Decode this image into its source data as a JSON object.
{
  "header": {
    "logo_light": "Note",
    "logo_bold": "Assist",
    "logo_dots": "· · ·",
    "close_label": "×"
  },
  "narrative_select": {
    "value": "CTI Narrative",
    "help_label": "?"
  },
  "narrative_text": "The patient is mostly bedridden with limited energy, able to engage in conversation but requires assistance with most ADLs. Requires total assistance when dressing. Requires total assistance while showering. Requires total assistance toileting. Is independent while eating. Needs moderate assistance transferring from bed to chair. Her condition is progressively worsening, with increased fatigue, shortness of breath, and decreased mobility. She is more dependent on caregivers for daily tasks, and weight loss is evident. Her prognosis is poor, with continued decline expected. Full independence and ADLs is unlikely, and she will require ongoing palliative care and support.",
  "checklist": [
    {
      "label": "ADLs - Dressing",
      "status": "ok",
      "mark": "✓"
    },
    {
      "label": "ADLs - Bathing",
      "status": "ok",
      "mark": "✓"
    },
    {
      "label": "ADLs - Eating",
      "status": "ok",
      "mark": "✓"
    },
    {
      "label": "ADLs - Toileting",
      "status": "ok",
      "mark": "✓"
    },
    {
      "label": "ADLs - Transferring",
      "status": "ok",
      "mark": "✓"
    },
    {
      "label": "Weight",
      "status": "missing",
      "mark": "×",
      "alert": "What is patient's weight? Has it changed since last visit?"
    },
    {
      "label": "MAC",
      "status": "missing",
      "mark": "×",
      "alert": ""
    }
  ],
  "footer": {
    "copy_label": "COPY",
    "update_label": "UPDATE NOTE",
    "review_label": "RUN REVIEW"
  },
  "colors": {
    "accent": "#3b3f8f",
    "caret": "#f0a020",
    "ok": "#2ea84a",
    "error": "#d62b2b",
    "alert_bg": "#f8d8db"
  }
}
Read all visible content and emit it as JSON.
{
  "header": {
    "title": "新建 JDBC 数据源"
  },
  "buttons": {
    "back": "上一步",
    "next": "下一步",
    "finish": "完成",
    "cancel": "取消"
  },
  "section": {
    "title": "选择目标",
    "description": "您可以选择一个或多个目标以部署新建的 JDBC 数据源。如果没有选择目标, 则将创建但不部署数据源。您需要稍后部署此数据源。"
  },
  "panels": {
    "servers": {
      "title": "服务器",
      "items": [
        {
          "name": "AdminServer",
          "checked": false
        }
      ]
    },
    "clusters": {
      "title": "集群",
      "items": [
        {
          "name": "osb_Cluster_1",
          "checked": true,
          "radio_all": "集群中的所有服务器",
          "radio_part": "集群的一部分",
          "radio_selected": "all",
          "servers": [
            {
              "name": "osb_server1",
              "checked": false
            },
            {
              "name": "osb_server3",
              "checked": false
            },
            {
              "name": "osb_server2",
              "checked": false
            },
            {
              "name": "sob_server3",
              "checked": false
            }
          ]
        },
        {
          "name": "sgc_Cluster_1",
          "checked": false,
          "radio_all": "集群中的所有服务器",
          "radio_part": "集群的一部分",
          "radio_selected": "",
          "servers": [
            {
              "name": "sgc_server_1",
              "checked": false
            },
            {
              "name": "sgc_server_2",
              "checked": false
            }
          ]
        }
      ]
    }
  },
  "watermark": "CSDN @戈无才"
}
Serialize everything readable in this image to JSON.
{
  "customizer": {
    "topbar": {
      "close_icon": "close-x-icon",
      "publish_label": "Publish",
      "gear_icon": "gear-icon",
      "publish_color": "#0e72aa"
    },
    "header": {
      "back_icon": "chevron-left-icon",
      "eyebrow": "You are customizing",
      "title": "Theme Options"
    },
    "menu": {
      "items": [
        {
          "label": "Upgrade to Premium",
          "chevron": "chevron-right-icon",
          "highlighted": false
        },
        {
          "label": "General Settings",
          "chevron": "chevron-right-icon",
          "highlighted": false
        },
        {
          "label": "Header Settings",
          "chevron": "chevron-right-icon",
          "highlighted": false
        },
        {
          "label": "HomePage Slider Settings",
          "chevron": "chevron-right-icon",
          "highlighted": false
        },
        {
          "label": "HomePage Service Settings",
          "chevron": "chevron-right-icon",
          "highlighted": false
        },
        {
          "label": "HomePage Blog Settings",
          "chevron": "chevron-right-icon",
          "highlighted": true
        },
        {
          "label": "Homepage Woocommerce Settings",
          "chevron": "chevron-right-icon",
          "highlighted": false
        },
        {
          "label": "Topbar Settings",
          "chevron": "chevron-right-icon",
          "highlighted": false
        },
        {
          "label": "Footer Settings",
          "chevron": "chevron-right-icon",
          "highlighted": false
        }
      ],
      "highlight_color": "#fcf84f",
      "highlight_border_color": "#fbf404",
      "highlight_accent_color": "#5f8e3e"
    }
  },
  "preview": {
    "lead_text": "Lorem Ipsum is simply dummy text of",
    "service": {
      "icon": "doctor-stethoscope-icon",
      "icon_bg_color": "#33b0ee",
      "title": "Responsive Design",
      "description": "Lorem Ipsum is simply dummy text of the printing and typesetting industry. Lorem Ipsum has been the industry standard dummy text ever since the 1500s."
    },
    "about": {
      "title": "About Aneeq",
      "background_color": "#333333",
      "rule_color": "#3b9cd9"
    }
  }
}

=====

Pick out each line containing the string "dummy" and copy it.

    "lead_text": "Lorem Ipsum is simply dummy text of",
      "description": "Lorem Ipsum is simply dummy text of the printing and typesetting industry. Lorem Ipsum has been the industry standard dummy text ever since the 1500s."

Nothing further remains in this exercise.